Records from a collection:
....................
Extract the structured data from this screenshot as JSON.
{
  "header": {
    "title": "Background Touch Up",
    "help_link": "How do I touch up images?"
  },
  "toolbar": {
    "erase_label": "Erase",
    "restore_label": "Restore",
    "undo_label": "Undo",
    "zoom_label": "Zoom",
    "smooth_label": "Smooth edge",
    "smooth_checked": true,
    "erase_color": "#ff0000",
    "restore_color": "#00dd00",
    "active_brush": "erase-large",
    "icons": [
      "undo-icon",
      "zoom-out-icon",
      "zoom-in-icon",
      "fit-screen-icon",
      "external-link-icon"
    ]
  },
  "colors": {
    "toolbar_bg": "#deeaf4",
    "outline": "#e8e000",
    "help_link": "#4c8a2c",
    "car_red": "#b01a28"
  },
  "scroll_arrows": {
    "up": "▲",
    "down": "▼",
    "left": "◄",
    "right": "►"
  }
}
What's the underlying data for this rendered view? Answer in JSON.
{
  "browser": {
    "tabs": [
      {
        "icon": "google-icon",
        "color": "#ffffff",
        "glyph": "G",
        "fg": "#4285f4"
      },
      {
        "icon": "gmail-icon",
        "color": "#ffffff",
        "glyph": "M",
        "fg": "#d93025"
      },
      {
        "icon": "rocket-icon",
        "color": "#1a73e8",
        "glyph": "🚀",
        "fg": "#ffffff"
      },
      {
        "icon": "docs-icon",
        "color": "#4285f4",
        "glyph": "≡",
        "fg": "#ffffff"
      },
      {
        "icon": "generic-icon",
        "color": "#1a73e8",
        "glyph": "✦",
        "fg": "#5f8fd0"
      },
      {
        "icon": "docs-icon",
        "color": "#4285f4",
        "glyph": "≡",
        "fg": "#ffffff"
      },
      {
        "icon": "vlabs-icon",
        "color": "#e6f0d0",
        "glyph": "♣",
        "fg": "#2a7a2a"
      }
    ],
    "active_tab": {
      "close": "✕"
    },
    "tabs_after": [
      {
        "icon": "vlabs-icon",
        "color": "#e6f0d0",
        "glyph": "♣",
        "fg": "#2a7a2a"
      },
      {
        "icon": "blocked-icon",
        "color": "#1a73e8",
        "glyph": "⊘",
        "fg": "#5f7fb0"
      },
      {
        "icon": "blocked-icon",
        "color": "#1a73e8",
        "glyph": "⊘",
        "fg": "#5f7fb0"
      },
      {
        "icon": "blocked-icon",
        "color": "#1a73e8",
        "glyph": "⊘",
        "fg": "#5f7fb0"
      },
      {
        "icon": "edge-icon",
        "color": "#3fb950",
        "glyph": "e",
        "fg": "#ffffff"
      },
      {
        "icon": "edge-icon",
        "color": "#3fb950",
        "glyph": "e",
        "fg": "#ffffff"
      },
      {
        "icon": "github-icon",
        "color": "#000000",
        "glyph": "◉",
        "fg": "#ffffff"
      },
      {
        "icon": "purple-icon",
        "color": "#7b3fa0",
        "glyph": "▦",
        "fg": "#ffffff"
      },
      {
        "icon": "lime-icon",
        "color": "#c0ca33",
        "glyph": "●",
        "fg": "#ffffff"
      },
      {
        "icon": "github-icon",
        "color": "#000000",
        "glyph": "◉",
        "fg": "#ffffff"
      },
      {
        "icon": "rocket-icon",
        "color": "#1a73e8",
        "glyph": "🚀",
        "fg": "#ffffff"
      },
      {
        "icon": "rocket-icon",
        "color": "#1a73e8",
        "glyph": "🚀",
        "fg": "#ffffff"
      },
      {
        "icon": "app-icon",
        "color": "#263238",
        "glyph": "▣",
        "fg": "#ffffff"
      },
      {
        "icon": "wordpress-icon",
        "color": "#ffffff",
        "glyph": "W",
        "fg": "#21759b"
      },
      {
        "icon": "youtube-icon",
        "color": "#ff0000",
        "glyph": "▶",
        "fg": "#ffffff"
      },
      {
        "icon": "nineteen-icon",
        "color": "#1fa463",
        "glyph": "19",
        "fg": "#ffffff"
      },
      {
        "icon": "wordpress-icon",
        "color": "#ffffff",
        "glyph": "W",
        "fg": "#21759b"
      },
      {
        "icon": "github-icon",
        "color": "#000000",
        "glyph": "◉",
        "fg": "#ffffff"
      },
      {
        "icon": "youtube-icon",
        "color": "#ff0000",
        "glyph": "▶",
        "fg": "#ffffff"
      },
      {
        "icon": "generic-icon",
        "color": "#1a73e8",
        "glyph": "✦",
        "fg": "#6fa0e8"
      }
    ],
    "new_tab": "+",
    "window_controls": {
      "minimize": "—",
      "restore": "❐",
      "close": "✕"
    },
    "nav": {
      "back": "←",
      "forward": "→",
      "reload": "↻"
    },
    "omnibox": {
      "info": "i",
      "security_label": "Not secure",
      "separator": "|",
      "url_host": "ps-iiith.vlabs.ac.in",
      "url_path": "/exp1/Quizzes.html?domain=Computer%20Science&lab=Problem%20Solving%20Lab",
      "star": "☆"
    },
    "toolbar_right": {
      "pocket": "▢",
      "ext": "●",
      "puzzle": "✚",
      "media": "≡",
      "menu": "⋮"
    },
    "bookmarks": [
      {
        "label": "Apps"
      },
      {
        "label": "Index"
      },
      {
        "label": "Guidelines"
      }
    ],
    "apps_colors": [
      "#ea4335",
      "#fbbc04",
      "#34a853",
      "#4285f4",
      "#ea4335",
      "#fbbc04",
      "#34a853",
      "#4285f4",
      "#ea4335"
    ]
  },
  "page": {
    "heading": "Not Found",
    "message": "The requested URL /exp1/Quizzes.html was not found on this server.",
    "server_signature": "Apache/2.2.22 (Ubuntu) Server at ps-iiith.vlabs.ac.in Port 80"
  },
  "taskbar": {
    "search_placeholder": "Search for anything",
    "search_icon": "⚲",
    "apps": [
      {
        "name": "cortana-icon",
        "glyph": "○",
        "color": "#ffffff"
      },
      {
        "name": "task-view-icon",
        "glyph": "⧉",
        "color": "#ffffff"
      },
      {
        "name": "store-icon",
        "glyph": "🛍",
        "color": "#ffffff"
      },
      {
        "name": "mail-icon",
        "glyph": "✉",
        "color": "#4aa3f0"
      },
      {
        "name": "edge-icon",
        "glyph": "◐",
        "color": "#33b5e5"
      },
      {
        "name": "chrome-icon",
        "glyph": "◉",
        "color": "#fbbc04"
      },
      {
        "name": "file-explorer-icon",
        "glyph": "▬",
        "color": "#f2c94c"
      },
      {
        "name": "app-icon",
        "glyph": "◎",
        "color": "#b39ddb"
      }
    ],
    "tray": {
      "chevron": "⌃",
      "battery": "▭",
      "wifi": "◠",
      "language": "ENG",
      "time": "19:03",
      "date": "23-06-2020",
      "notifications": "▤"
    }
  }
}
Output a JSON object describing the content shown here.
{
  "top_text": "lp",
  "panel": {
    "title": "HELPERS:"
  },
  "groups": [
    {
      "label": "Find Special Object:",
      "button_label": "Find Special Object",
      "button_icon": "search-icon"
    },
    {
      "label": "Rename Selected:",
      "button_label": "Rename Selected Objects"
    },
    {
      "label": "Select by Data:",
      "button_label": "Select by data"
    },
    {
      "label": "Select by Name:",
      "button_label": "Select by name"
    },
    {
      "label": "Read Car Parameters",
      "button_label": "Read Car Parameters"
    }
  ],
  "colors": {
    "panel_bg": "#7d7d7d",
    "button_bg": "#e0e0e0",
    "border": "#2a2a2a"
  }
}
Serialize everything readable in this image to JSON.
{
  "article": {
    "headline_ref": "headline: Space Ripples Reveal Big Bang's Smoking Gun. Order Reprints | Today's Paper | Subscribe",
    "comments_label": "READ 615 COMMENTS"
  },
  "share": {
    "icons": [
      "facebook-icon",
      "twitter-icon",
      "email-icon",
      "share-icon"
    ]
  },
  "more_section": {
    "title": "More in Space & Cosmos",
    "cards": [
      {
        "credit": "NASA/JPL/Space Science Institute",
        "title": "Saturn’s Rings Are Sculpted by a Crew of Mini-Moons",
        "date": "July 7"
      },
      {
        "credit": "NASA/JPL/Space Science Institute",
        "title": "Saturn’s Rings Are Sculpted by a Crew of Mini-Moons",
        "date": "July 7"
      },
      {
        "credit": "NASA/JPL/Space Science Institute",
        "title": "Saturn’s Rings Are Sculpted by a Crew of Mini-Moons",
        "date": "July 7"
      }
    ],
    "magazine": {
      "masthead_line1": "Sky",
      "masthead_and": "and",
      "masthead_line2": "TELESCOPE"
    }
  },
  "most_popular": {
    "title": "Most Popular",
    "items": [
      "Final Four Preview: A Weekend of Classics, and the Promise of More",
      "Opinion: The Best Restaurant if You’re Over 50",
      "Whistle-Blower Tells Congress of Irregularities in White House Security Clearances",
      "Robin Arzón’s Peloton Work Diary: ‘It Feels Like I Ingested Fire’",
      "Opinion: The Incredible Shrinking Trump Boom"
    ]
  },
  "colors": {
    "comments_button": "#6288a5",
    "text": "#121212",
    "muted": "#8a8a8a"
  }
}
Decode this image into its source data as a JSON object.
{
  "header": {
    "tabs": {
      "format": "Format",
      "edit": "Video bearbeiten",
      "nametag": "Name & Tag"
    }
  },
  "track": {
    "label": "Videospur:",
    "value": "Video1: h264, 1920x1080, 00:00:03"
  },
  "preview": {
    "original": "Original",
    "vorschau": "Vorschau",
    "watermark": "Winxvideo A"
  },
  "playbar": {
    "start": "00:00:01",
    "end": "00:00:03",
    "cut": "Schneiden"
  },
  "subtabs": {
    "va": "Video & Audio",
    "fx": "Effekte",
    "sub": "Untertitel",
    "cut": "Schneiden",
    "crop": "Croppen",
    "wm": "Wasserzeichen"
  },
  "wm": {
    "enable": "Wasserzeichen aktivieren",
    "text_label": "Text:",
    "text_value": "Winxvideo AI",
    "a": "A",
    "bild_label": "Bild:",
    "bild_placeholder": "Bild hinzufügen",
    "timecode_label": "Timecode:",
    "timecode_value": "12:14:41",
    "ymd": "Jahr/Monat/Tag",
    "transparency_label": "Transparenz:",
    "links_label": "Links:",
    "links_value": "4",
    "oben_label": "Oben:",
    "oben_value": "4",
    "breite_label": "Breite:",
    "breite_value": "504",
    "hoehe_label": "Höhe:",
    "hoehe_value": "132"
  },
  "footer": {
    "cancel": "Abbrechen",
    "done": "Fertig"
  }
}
....................
Look for the word "title" and return every line where it occurs.

■ **The reply**
    "title": "Background Touch Up",
    "title": "HELPERS:"
    "title": "More in Space & Cosmos",
        "title": "Saturn’s Rings Are Sculpted by a Crew of Mini-Moons",
        "title": "Saturn’s Rings Are Sculpted by a Crew of Mini-Moons",
        "title": "Saturn’s Rings Are Sculpted by a Crew of Mini-Moons",
    "title": "Most Popular",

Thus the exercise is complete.